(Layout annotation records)

▶

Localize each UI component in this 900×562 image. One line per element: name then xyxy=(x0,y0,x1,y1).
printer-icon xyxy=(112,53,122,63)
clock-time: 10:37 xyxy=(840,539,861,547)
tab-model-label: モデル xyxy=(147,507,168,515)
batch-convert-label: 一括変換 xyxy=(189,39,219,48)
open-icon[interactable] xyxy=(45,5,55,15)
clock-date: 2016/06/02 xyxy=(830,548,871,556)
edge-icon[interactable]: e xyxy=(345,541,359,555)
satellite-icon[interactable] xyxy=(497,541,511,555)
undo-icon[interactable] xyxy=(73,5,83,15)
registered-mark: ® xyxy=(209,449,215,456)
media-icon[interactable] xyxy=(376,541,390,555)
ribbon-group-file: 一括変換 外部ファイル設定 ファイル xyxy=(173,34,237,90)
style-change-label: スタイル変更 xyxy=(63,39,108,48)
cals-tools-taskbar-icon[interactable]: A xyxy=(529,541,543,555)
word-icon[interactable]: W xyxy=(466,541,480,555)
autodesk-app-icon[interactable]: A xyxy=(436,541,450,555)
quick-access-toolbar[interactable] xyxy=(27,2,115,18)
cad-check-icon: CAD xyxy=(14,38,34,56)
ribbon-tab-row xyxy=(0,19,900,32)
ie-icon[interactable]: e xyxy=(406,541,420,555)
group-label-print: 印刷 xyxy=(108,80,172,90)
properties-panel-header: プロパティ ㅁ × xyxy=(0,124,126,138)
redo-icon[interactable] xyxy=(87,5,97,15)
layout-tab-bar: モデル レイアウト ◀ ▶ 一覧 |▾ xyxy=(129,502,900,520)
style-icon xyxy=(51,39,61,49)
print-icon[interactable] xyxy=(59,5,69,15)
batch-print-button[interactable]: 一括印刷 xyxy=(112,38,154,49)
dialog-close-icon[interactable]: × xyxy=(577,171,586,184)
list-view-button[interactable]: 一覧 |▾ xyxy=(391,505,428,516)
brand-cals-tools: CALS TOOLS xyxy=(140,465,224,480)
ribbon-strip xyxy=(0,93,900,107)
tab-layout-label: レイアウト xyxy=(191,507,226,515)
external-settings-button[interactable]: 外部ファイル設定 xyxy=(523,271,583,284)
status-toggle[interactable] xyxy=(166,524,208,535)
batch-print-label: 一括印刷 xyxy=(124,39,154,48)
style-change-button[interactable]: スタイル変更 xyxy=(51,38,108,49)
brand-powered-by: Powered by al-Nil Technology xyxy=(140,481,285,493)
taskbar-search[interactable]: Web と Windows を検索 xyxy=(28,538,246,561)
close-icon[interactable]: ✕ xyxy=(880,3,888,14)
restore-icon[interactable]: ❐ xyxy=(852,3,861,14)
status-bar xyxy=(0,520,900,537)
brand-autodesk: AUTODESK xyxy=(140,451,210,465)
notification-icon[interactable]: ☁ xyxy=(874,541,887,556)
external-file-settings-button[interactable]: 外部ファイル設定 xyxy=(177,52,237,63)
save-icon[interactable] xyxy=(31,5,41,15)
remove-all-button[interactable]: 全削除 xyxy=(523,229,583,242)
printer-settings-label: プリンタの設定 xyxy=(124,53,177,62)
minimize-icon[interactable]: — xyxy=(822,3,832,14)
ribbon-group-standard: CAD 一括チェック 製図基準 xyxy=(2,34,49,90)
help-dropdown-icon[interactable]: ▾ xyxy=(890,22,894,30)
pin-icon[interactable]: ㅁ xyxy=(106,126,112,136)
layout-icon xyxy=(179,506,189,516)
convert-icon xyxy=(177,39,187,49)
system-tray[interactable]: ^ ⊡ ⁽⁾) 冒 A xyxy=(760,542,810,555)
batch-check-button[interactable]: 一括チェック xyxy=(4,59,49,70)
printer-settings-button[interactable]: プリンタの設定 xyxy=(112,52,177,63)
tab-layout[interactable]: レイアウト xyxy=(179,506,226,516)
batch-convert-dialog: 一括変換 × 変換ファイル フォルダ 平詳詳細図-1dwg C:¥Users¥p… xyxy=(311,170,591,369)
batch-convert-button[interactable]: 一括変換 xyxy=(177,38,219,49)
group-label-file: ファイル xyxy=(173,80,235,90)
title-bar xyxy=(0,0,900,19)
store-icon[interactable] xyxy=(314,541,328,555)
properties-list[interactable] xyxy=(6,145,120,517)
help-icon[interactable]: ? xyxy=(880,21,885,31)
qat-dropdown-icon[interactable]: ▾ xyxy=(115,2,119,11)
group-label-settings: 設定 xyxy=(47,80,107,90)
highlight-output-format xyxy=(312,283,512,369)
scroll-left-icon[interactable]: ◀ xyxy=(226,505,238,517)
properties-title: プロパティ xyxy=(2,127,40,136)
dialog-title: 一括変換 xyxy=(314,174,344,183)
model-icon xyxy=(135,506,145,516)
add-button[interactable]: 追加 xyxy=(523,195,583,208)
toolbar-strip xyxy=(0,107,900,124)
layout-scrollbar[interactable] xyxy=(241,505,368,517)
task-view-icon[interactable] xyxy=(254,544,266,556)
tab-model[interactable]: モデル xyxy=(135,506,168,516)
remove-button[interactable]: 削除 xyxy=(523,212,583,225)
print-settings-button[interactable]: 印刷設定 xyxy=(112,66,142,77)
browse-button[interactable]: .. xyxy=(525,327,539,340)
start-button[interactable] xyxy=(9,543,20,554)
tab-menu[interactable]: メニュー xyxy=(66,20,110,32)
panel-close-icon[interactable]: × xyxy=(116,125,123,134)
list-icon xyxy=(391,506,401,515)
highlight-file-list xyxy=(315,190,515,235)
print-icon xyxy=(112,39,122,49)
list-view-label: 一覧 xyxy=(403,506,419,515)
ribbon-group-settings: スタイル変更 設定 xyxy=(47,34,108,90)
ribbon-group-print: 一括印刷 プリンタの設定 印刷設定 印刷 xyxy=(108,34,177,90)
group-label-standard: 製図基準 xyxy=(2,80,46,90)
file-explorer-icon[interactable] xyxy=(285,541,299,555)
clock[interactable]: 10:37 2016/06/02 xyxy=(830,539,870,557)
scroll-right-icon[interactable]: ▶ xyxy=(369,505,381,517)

◀

— EXERCISE —
Please output the lines above as a numbered list, beginning at the first line and stopping after the line that contains "media-icon[interactable] xyxy=(376,541,390,555)". Leave out any blank lines.

— RESPONSE TO THIS TASK —
1. Localize each UI component in this 900×562 image. One line per element: name then xyxy=(x0,y0,x1,y1).
2. printer-icon xyxy=(112,53,122,63)
3. clock-time: 10:37 xyxy=(840,539,861,547)
4. tab-model-label: モデル xyxy=(147,507,168,515)
5. batch-convert-label: 一括変換 xyxy=(189,39,219,48)
6. open-icon[interactable] xyxy=(45,5,55,15)
7. clock-date: 2016/06/02 xyxy=(830,548,871,556)
8. edge-icon[interactable]: e xyxy=(345,541,359,555)
9. satellite-icon[interactable] xyxy=(497,541,511,555)
10. undo-icon[interactable] xyxy=(73,5,83,15)
11. registered-mark: ® xyxy=(209,449,215,456)
12. media-icon[interactable] xyxy=(376,541,390,555)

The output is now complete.